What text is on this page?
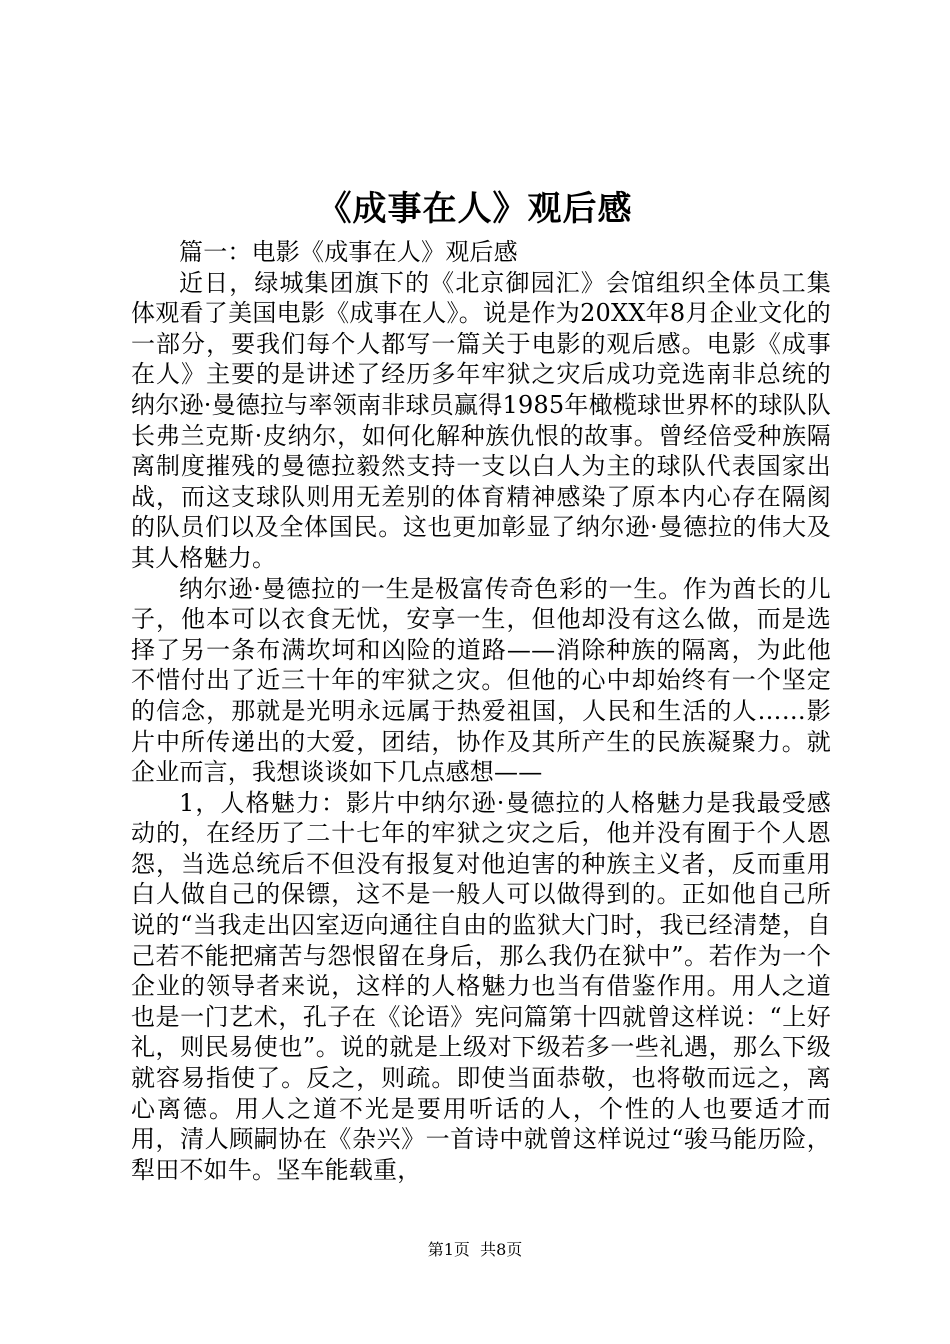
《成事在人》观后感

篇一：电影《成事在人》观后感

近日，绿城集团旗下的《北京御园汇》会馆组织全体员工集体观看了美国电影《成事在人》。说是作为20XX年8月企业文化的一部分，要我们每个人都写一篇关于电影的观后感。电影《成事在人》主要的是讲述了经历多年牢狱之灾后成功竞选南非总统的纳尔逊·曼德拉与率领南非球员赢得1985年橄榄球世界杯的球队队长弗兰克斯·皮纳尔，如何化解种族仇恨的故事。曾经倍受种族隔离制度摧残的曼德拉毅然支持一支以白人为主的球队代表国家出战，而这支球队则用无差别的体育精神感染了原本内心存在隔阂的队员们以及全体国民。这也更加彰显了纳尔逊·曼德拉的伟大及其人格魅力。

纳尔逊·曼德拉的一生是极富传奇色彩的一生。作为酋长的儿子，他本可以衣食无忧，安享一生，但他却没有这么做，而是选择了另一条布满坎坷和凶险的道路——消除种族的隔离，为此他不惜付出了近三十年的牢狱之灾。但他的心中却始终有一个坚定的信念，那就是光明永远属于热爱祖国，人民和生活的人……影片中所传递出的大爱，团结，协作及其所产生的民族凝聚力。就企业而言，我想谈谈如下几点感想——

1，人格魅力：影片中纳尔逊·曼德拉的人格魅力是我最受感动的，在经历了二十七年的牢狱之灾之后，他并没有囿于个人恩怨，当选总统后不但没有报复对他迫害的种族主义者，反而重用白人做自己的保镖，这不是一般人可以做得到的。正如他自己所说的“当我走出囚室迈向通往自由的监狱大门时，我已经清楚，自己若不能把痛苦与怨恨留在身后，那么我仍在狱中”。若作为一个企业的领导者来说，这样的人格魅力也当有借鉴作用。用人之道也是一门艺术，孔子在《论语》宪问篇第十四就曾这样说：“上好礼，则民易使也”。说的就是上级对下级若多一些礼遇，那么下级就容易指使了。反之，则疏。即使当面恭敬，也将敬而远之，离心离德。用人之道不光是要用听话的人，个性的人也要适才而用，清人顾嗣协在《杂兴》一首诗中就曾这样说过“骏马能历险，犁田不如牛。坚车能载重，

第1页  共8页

- - - - - - -

• **STATED EXERCISE**: Reproduce the data word for word, excluding its pictures.

• **ANSWER TO THIS PROBLEM**:
What text is on this page?
《成事在人》观后感

篇一：电影《成事在人》观后感

近日，绿城集团旗下的《北京御园汇》会馆组织全体员工集体观看了美国电影《成事在人》。说是作为20XX年8月企业文化的一部分，要我们每个人都写一篇关于电影的观后感。电影《成事在人》主要的是讲述了经历多年牢狱之灾后成功竞选南非总统的纳尔逊·曼德拉与率领南非球员赢得1985年橄榄球世界杯的球队队长弗兰克斯·皮纳尔，如何化解种族仇恨的故事。曾经倍受种族隔离制度摧残的曼德拉毅然支持一支以白人为主的球队代表国家出战，而这支球队则用无差别的体育精神感染了原本内心存在隔阂的队员们以及全体国民。这也更加彰显了纳尔逊·曼德拉的伟大及其人格魅力。

纳尔逊·曼德拉的一生是极富传奇色彩的一生。作为酋长的儿子，他本可以衣食无忧，安享一生，但他却没有这么做，而是选择了另一条布满坎坷和凶险的道路——消除种族的隔离，为此他不惜付出了近三十年的牢狱之灾。但他的心中却始终有一个坚定的信念，那就是光明永远属于热爱祖国，人民和生活的人……影片中所传递出的大爱，团结，协作及其所产生的民族凝聚力。就企业而言，我想谈谈如下几点感想——

1，人格魅力：影片中纳尔逊·曼德拉的人格魅力是我最受感动的，在经历了二十七年的牢狱之灾之后，他并没有囿于个人恩怨，当选总统后不但没有报复对他迫害的种族主义者，反而重用白人做自己的保镖，这不是一般人可以做得到的。正如他自己所说的“当我走出囚室迈向通往自由的监狱大门时，我已经清楚，自己若不能把痛苦与怨恨留在身后，那么我仍在狱中”。若作为一个企业的领导者来说，这样的人格魅力也当有借鉴作用。用人之道也是一门艺术，孔子在《论语》宪问篇第十四就曾这样说：“上好礼，则民易使也”。说的就是上级对下级若多一些礼遇，那么下级就容易指使了。反之，则疏。即使当面恭敬，也将敬而远之，离心离德。用人之道不光是要用听话的人，个性的人也要适才而用，清人顾嗣协在《杂兴》一首诗中就曾这样说过“骏马能历险，犁田不如牛。坚车能载重，

第1页  共8页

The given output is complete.